--- Records for this exercise ---

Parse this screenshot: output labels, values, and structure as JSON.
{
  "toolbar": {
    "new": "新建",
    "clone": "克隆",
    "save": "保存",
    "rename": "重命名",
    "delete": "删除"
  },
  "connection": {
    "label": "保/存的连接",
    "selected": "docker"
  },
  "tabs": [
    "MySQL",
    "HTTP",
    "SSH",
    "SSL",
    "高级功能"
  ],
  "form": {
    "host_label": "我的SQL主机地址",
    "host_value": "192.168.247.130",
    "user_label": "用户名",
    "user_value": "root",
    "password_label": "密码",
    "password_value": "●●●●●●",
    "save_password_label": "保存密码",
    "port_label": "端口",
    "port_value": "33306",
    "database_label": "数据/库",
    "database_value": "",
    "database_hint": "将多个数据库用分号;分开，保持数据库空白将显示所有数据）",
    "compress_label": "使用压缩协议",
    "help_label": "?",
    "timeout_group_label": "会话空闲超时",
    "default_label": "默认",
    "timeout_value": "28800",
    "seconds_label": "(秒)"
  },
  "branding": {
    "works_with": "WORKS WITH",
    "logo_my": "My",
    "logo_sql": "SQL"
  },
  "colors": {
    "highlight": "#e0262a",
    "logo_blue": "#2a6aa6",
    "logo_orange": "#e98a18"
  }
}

---

▸ **Exercise instructions**:
Go through the data and return every record exactly.

▸ **Final result**:
Parse this screenshot: output labels, values, and structure as JSON.
{
  "toolbar": {
    "new": "新建",
    "clone": "克隆",
    "save": "保存",
    "rename": "重命名",
    "delete": "删除"
  },
  "connection": {
    "label": "保/存的连接",
    "selected": "docker"
  },
  "tabs": [
    "MySQL",
    "HTTP",
    "SSH",
    "SSL",
    "高级功能"
  ],
  "form": {
    "host_label": "我的SQL主机地址",
    "host_value": "192.168.247.130",
    "user_label": "用户名",
    "user_value": "root",
    "password_label": "密码",
    "password_value": "●●●●●●",
    "save_password_label": "保存密码",
    "port_label": "端口",
    "port_value": "33306",
    "database_label": "数据/库",
    "database_value": "",
    "database_hint": "将多个数据库用分号;分开，保持数据库空白将显示所有数据）",
    "compress_label": "使用压缩协议",
    "help_label": "?",
    "timeout_group_label": "会话空闲超时",
    "default_label": "默认",
    "timeout_value": "28800",
    "seconds_label": "(秒)"
  },
  "branding": {
    "works_with": "WORKS WITH",
    "logo_my": "My",
    "logo_sql": "SQL"
  },
  "colors": {
    "highlight": "#e0262a",
    "logo_blue": "#2a6aa6",
    "logo_orange": "#e98a18"
  }
}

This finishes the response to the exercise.